* [PROBLEM DESCRIPTION]
Starting from the line containing "Transcribe this image's", give again every line through the end of the entries, word for word. Pictures stay out of the copy.

* [A run of records]
————

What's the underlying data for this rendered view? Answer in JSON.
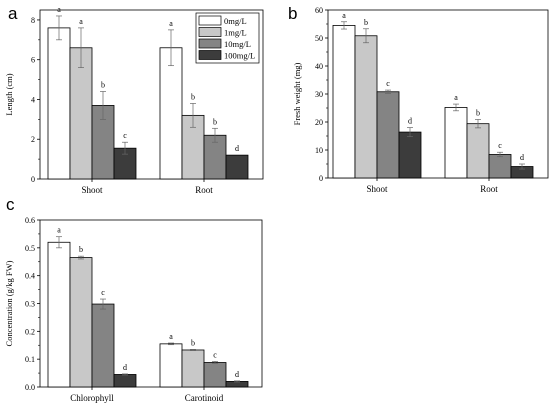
{
  "legend": {
    "entries": [
      "0mg/L",
      "1mg/L",
      "10mg/L",
      "100mg/L"
    ],
    "colors": [
      "#ffffff",
      "#c8c8c8",
      "#848484",
      "#3c3c3c"
    ]
  },
  "chart_data": [
    {
      "panel_label": "a",
      "type": "bar",
      "categories": [
        "Shoot",
        "Root"
      ],
      "series": [
        {
          "name": "0mg/L",
          "values": [
            7.6,
            6.6
          ],
          "errors": [
            0.6,
            0.9
          ],
          "letters": [
            "a",
            "a"
          ]
        },
        {
          "name": "1mg/L",
          "values": [
            6.6,
            3.2
          ],
          "errors": [
            1.0,
            0.6
          ],
          "letters": [
            "a",
            "b"
          ]
        },
        {
          "name": "10mg/L",
          "values": [
            3.7,
            2.2
          ],
          "errors": [
            0.7,
            0.35
          ],
          "letters": [
            "b",
            "b"
          ]
        },
        {
          "name": "100mg/L",
          "values": [
            1.55,
            1.2
          ],
          "errors": [
            0.3,
            0.0
          ],
          "letters": [
            "c",
            "d"
          ]
        }
      ],
      "ylabel": "Length (cm)",
      "ylim": [
        0,
        8.5
      ],
      "yticks": [
        0,
        2,
        4,
        6,
        8
      ],
      "legend_position": "top-right"
    },
    {
      "panel_label": "b",
      "type": "bar",
      "categories": [
        "Shoot",
        "Root"
      ],
      "series": [
        {
          "name": "0mg/L",
          "values": [
            54.5,
            25.2
          ],
          "errors": [
            1.3,
            1.2
          ],
          "letters": [
            "a",
            "a"
          ]
        },
        {
          "name": "1mg/L",
          "values": [
            50.8,
            19.4
          ],
          "errors": [
            2.5,
            1.5
          ],
          "letters": [
            "b",
            "b"
          ]
        },
        {
          "name": "10mg/L",
          "values": [
            30.8,
            8.4
          ],
          "errors": [
            0.6,
            0.8
          ],
          "letters": [
            "c",
            "c"
          ]
        },
        {
          "name": "100mg/L",
          "values": [
            16.4,
            4.1
          ],
          "errors": [
            1.6,
            0.9
          ],
          "letters": [
            "d",
            "d"
          ]
        }
      ],
      "ylabel": "Fresh weight (mg)",
      "ylim": [
        0,
        60
      ],
      "yticks": [
        0,
        10,
        20,
        30,
        40,
        50,
        60
      ]
    },
    {
      "panel_label": "c",
      "type": "bar",
      "categories": [
        "Chlorophyll",
        "Carotinoid"
      ],
      "series": [
        {
          "name": "0mg/L",
          "values": [
            0.52,
            0.155
          ],
          "errors": [
            0.02,
            0.003
          ],
          "letters": [
            "a",
            "a"
          ]
        },
        {
          "name": "1mg/L",
          "values": [
            0.465,
            0.133
          ],
          "errors": [
            0.005,
            0.002
          ],
          "letters": [
            "b",
            "b"
          ]
        },
        {
          "name": "10mg/L",
          "values": [
            0.298,
            0.088
          ],
          "errors": [
            0.018,
            0.004
          ],
          "letters": [
            "c",
            "c"
          ]
        },
        {
          "name": "100mg/L",
          "values": [
            0.045,
            0.02
          ],
          "errors": [
            0.002,
            0.002
          ],
          "letters": [
            "d",
            "d"
          ]
        }
      ],
      "ylabel": "Concentration (g/kg FW)",
      "ylim": [
        0,
        0.6
      ],
      "yticks": [
        "0.0",
        "0.1",
        "0.2",
        "0.3",
        "0.4",
        "0.5",
        "0.6"
      ]
    }
  ]
}
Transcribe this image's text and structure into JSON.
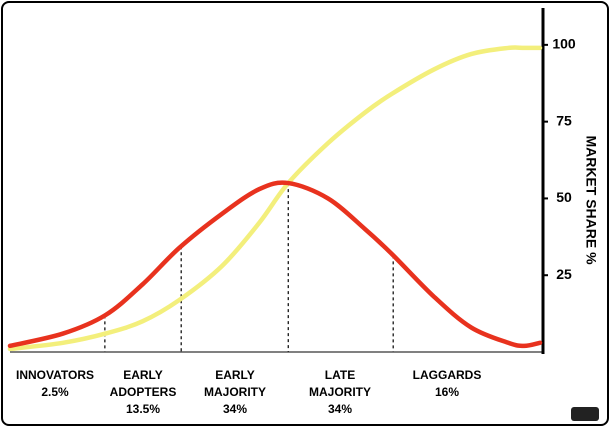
{
  "chart_data": {
    "type": "line",
    "y_axis_label": "MARKET SHARE %",
    "x": [
      0,
      10,
      18,
      25,
      32,
      40,
      47,
      52.5,
      60,
      67,
      72,
      80,
      87,
      94,
      97,
      100
    ],
    "xlim": [
      0,
      100
    ],
    "ylim": [
      0,
      112
    ],
    "yticks": [
      25,
      50,
      75,
      100
    ],
    "series": [
      {
        "color": "#e8321e",
        "values": [
          2,
          6,
          12,
          22,
          34,
          45,
          53,
          55,
          50,
          40,
          32,
          18,
          8,
          3,
          2,
          3
        ]
      },
      {
        "color": "#f3ef7c",
        "values": [
          1,
          3,
          6,
          10,
          17,
          28,
          42,
          55,
          68,
          78,
          84,
          92,
          97,
          99,
          99,
          99
        ]
      }
    ],
    "segment_boundaries": [
      17.9,
      32.3,
      52.5,
      72.3
    ],
    "segments": {
      "names": [
        "INNOVATORS",
        "EARLY\nADOPTERS",
        "EARLY\nMAJORITY",
        "LATE\nMAJORITY",
        "LAGGARDS"
      ],
      "values": [
        2.5,
        13.5,
        34,
        34,
        16
      ],
      "value_labels": [
        "2.5%",
        "13.5%",
        "34%",
        "34%",
        "16%"
      ]
    }
  }
}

————

* [PROBLEM SOLUTION]
Transcribe this image's text and structure into JSON.
{
  "chart_data": {
    "type": "line",
    "y_axis_label": "MARKET SHARE %",
    "x": [
      0,
      10,
      18,
      25,
      32,
      40,
      47,
      52.5,
      60,
      67,
      72,
      80,
      87,
      94,
      97,
      100
    ],
    "xlim": [
      0,
      100
    ],
    "ylim": [
      0,
      112
    ],
    "yticks": [
      25,
      50,
      75,
      100
    ],
    "series": [
      {
        "color": "#e8321e",
        "values": [
          2,
          6,
          12,
          22,
          34,
          45,
          53,
          55,
          50,
          40,
          32,
          18,
          8,
          3,
          2,
          3
        ]
      },
      {
        "color": "#f3ef7c",
        "values": [
          1,
          3,
          6,
          10,
          17,
          28,
          42,
          55,
          68,
          78,
          84,
          92,
          97,
          99,
          99,
          99
        ]
      }
    ],
    "segment_boundaries": [
      17.9,
      32.3,
      52.5,
      72.3
    ],
    "segments": {
      "names": [
        "INNOVATORS",
        "EARLY\nADOPTERS",
        "EARLY\nMAJORITY",
        "LATE\nMAJORITY",
        "LAGGARDS"
      ],
      "values": [
        2.5,
        13.5,
        34,
        34,
        16
      ],
      "value_labels": [
        "2.5%",
        "13.5%",
        "34%",
        "34%",
        "16%"
      ]
    }
  }
}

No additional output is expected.